Provided records -
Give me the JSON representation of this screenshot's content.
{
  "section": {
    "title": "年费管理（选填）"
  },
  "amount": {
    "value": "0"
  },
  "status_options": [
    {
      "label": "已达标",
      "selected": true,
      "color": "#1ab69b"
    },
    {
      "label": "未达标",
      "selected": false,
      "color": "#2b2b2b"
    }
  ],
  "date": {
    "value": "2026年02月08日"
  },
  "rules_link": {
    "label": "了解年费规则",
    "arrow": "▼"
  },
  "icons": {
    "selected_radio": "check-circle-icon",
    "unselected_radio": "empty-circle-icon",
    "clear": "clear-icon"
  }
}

---

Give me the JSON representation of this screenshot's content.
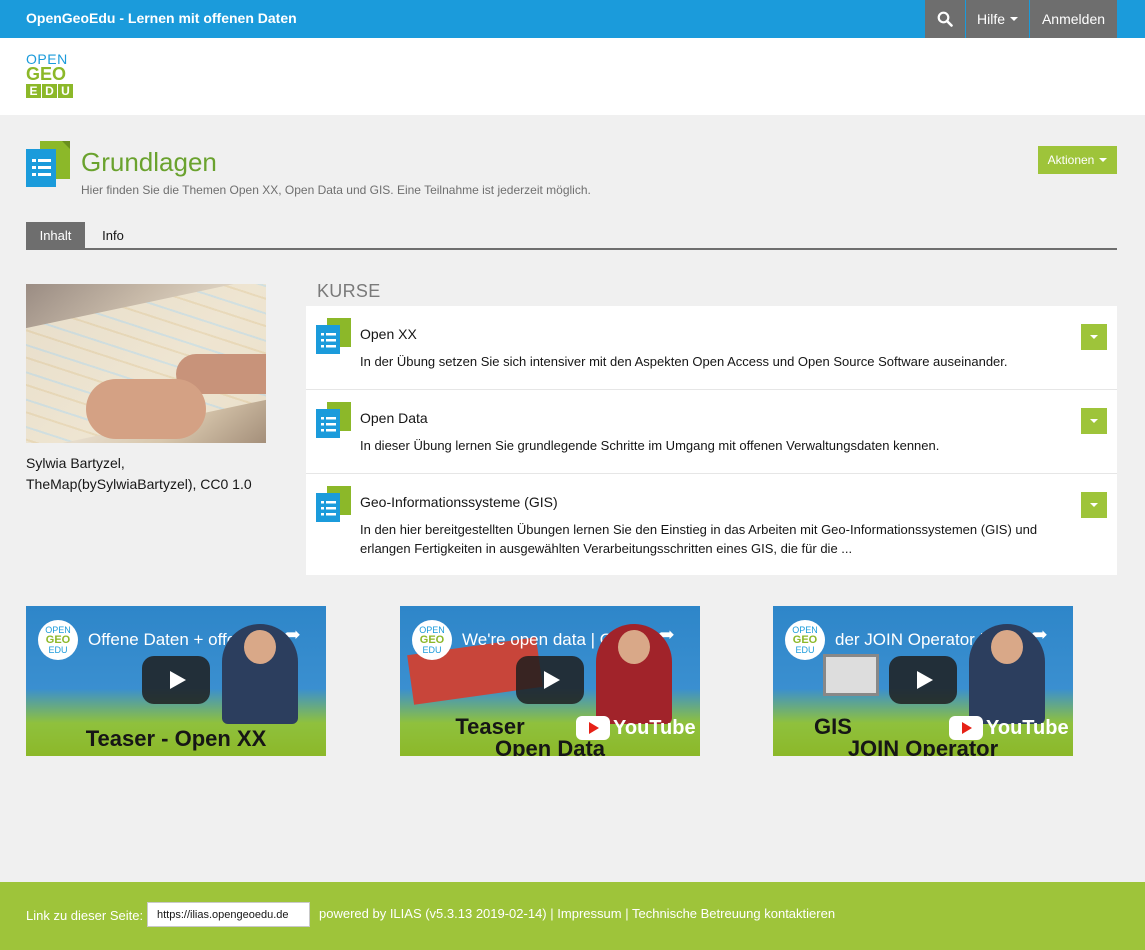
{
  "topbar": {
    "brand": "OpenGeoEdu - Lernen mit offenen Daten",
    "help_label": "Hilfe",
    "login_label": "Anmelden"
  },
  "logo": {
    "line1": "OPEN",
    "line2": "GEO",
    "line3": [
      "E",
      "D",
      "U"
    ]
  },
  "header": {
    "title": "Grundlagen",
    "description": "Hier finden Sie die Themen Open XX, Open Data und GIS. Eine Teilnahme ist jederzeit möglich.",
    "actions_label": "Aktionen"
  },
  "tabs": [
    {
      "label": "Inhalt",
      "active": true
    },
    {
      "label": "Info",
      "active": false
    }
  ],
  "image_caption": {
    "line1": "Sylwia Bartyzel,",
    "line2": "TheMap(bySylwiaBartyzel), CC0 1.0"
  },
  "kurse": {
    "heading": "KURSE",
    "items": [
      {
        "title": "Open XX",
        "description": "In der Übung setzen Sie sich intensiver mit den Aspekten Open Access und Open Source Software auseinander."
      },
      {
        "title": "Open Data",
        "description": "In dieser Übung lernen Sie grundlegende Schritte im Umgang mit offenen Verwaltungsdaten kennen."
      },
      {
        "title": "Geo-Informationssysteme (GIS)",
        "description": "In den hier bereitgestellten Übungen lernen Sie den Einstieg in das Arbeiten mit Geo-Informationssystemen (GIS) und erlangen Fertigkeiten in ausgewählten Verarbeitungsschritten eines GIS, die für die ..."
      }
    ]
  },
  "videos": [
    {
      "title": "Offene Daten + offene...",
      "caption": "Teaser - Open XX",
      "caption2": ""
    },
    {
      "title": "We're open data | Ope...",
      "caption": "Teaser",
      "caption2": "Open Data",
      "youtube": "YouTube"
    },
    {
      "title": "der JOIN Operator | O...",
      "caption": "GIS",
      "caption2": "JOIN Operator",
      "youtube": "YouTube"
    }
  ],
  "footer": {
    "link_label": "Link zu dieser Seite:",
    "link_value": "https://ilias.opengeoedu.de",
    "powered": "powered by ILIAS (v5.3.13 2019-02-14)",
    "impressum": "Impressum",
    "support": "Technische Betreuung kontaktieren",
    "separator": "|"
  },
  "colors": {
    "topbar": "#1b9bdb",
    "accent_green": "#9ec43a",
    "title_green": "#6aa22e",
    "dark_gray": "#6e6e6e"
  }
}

What is needed - Locate the lines above that contain "circle" and copy them.

Task output -
    "selected_radio": "check-circle-icon",
    "unselected_radio": "empty-circle-icon",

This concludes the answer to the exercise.